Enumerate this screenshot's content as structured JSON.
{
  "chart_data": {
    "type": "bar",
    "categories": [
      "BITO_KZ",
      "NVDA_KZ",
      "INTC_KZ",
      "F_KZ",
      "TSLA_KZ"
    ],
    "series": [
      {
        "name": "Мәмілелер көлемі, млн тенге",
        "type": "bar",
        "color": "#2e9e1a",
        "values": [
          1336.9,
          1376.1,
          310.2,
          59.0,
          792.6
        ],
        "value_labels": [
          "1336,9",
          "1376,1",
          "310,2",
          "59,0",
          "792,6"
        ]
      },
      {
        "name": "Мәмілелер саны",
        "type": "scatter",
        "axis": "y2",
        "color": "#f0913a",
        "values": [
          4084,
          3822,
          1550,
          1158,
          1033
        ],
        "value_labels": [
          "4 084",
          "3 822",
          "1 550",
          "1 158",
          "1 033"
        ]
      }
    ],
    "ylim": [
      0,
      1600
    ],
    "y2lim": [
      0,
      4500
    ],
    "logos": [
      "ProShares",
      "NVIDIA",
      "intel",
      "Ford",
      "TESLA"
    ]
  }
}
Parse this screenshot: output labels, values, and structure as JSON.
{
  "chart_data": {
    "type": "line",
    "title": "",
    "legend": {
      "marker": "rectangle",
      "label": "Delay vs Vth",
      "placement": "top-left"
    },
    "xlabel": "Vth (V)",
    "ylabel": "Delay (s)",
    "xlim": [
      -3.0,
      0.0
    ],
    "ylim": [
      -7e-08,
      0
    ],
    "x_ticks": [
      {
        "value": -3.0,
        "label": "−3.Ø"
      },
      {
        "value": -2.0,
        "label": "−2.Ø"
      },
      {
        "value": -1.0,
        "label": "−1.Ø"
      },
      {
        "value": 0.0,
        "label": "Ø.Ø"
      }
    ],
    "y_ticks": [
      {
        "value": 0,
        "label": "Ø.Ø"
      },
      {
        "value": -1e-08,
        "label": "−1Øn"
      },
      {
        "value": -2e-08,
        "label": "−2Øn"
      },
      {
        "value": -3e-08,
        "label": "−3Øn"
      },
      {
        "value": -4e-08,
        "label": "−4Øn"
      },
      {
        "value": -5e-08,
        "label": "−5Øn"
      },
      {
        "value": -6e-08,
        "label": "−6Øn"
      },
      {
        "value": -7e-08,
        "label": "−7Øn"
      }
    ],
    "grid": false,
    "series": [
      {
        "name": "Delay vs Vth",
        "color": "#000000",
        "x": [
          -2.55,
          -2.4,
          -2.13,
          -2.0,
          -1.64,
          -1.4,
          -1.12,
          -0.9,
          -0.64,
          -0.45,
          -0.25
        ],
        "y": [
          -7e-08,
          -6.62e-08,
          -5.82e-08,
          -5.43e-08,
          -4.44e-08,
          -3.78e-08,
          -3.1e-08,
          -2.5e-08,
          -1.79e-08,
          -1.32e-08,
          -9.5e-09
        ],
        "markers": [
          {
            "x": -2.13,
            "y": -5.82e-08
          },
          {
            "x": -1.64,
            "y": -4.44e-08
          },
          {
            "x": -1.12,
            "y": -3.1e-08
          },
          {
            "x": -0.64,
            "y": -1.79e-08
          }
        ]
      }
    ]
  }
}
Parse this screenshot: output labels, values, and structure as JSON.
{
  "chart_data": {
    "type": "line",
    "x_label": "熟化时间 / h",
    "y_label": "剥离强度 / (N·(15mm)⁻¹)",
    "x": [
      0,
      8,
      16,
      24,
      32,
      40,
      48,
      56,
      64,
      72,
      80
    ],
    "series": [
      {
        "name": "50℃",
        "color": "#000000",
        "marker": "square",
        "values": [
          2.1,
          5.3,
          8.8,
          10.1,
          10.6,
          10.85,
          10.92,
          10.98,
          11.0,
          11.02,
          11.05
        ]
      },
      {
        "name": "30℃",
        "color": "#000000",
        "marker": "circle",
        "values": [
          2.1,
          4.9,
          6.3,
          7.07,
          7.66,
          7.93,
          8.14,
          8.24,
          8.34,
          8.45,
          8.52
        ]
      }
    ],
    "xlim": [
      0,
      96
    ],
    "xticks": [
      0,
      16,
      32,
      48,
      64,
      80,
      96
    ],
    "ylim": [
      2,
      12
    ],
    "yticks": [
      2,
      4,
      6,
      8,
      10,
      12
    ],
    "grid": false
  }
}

·····

## TASK DETAILS
Please quote the data above in full, with no line missing.

## TASK RESULT
Enumerate this screenshot's content as structured JSON.
{
  "chart_data": {
    "type": "bar",
    "categories": [
      "BITO_KZ",
      "NVDA_KZ",
      "INTC_KZ",
      "F_KZ",
      "TSLA_KZ"
    ],
    "series": [
      {
        "name": "Мәмілелер көлемі, млн тенге",
        "type": "bar",
        "color": "#2e9e1a",
        "values": [
          1336.9,
          1376.1,
          310.2,
          59.0,
          792.6
        ],
        "value_labels": [
          "1336,9",
          "1376,1",
          "310,2",
          "59,0",
          "792,6"
        ]
      },
      {
        "name": "Мәмілелер саны",
        "type": "scatter",
        "axis": "y2",
        "color": "#f0913a",
        "values": [
          4084,
          3822,
          1550,
          1158,
          1033
        ],
        "value_labels": [
          "4 084",
          "3 822",
          "1 550",
          "1 158",
          "1 033"
        ]
      }
    ],
    "ylim": [
      0,
      1600
    ],
    "y2lim": [
      0,
      4500
    ],
    "logos": [
      "ProShares",
      "NVIDIA",
      "intel",
      "Ford",
      "TESLA"
    ]
  }
}
Parse this screenshot: output labels, values, and structure as JSON.
{
  "chart_data": {
    "type": "line",
    "title": "",
    "legend": {
      "marker": "rectangle",
      "label": "Delay vs Vth",
      "placement": "top-left"
    },
    "xlabel": "Vth (V)",
    "ylabel": "Delay (s)",
    "xlim": [
      -3.0,
      0.0
    ],
    "ylim": [
      -7e-08,
      0
    ],
    "x_ticks": [
      {
        "value": -3.0,
        "label": "−3.Ø"
      },
      {
        "value": -2.0,
        "label": "−2.Ø"
      },
      {
        "value": -1.0,
        "label": "−1.Ø"
      },
      {
        "value": 0.0,
        "label": "Ø.Ø"
      }
    ],
    "y_ticks": [
      {
        "value": 0,
        "label": "Ø.Ø"
      },
      {
        "value": -1e-08,
        "label": "−1Øn"
      },
      {
        "value": -2e-08,
        "label": "−2Øn"
      },
      {
        "value": -3e-08,
        "label": "−3Øn"
      },
      {
        "value": -4e-08,
        "label": "−4Øn"
      },
      {
        "value": -5e-08,
        "label": "−5Øn"
      },
      {
        "value": -6e-08,
        "label": "−6Øn"
      },
      {
        "value": -7e-08,
        "label": "−7Øn"
      }
    ],
    "grid": false,
    "series": [
      {
        "name": "Delay vs Vth",
        "color": "#000000",
        "x": [
          -2.55,
          -2.4,
          -2.13,
          -2.0,
          -1.64,
          -1.4,
          -1.12,
          -0.9,
          -0.64,
          -0.45,
          -0.25
        ],
        "y": [
          -7e-08,
          -6.62e-08,
          -5.82e-08,
          -5.43e-08,
          -4.44e-08,
          -3.78e-08,
          -3.1e-08,
          -2.5e-08,
          -1.79e-08,
          -1.32e-08,
          -9.5e-09
        ],
        "markers": [
          {
            "x": -2.13,
            "y": -5.82e-08
          },
          {
            "x": -1.64,
            "y": -4.44e-08
          },
          {
            "x": -1.12,
            "y": -3.1e-08
          },
          {
            "x": -0.64,
            "y": -1.79e-08
          }
        ]
      }
    ]
  }
}
Parse this screenshot: output labels, values, and structure as JSON.
{
  "chart_data": {
    "type": "line",
    "x_label": "熟化时间 / h",
    "y_label": "剥离强度 / (N·(15mm)⁻¹)",
    "x": [
      0,
      8,
      16,
      24,
      32,
      40,
      48,
      56,
      64,
      72,
      80
    ],
    "series": [
      {
        "name": "50℃",
        "color": "#000000",
        "marker": "square",
        "values": [
          2.1,
          5.3,
          8.8,
          10.1,
          10.6,
          10.85,
          10.92,
          10.98,
          11.0,
          11.02,
          11.05
        ]
      },
      {
        "name": "30℃",
        "color": "#000000",
        "marker": "circle",
        "values": [
          2.1,
          4.9,
          6.3,
          7.07,
          7.66,
          7.93,
          8.14,
          8.24,
          8.34,
          8.45,
          8.52
        ]
      }
    ],
    "xlim": [
      0,
      96
    ],
    "xticks": [
      0,
      16,
      32,
      48,
      64,
      80,
      96
    ],
    "ylim": [
      2,
      12
    ],
    "yticks": [
      2,
      4,
      6,
      8,
      10,
      12
    ],
    "grid": false
  }
}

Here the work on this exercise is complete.